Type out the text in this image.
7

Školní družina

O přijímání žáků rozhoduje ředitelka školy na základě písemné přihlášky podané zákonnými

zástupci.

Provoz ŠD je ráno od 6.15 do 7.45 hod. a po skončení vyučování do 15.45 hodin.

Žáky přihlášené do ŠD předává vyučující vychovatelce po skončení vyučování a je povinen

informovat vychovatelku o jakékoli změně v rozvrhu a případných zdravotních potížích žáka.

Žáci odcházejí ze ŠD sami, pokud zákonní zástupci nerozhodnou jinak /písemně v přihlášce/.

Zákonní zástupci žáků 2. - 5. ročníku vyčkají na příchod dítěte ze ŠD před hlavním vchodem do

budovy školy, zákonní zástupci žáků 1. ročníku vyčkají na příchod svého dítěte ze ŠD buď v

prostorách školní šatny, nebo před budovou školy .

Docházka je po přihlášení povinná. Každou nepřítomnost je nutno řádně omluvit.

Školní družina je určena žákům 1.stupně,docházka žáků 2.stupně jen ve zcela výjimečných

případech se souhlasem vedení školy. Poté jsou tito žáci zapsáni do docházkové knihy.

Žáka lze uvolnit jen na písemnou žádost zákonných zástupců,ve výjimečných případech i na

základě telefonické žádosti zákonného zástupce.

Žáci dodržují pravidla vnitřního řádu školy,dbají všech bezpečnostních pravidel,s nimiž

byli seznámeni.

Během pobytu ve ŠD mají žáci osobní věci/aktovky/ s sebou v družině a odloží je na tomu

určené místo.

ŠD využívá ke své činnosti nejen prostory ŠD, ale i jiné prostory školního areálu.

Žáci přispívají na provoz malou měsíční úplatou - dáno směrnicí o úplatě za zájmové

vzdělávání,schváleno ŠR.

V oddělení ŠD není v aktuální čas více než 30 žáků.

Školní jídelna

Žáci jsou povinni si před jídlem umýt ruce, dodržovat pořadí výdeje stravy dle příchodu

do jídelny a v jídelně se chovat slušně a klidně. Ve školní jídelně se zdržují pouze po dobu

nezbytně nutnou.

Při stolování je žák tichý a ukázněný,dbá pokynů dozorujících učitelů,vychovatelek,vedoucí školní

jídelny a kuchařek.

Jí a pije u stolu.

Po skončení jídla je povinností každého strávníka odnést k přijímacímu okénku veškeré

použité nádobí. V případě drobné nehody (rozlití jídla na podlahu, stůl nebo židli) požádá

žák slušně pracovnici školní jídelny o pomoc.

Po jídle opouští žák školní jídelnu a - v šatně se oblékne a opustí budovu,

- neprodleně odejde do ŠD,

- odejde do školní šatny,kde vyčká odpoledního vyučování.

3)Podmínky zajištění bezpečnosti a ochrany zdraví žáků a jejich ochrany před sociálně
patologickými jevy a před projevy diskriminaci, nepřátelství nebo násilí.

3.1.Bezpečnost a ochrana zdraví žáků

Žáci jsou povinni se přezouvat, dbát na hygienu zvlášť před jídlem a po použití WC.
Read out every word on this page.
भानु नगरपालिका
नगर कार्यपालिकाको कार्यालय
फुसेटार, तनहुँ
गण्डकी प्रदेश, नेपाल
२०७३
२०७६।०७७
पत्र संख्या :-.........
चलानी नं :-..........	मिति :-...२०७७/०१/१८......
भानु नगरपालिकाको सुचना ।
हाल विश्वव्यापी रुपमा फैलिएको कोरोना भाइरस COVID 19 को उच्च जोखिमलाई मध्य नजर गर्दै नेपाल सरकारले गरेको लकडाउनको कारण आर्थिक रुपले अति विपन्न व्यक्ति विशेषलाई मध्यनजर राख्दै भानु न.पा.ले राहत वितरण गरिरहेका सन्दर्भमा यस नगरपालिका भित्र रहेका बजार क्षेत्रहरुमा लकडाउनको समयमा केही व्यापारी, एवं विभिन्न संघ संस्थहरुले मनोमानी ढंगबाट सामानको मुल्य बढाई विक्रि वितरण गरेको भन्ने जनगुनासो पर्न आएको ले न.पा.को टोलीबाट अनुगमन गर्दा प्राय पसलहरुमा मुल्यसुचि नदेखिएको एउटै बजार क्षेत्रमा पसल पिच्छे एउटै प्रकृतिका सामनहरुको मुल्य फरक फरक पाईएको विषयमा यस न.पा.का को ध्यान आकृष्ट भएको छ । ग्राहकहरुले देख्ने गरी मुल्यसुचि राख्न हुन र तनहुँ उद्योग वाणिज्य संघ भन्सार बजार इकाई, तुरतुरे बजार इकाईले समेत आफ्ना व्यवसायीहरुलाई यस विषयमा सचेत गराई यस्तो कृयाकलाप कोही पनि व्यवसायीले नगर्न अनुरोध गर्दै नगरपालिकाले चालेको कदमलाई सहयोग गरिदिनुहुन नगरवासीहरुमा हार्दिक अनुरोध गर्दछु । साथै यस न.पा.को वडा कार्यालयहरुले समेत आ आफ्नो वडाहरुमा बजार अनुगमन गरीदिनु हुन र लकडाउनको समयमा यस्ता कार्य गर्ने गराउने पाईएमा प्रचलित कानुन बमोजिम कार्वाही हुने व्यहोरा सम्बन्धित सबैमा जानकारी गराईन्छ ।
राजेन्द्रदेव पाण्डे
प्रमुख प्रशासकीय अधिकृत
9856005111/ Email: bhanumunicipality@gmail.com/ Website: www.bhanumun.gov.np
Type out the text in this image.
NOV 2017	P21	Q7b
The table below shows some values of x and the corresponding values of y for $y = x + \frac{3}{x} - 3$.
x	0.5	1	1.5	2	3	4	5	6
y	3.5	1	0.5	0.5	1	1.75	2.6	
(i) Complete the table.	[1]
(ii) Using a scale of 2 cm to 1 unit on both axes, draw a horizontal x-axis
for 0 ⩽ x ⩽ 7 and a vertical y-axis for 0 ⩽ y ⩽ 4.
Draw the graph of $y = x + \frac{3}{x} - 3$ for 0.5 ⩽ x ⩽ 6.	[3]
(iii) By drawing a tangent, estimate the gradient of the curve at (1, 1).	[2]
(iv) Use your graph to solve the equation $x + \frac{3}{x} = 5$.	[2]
# # #
Identify all lines in the records above with the word "jídelny".

do jídelny a v jídelně se chovat slušně a klidně. Ve školní jídelně se zdržují pouze po dobu
jídelny a kuchařek.
žák slušně pracovnici školní jídelny o pomoc.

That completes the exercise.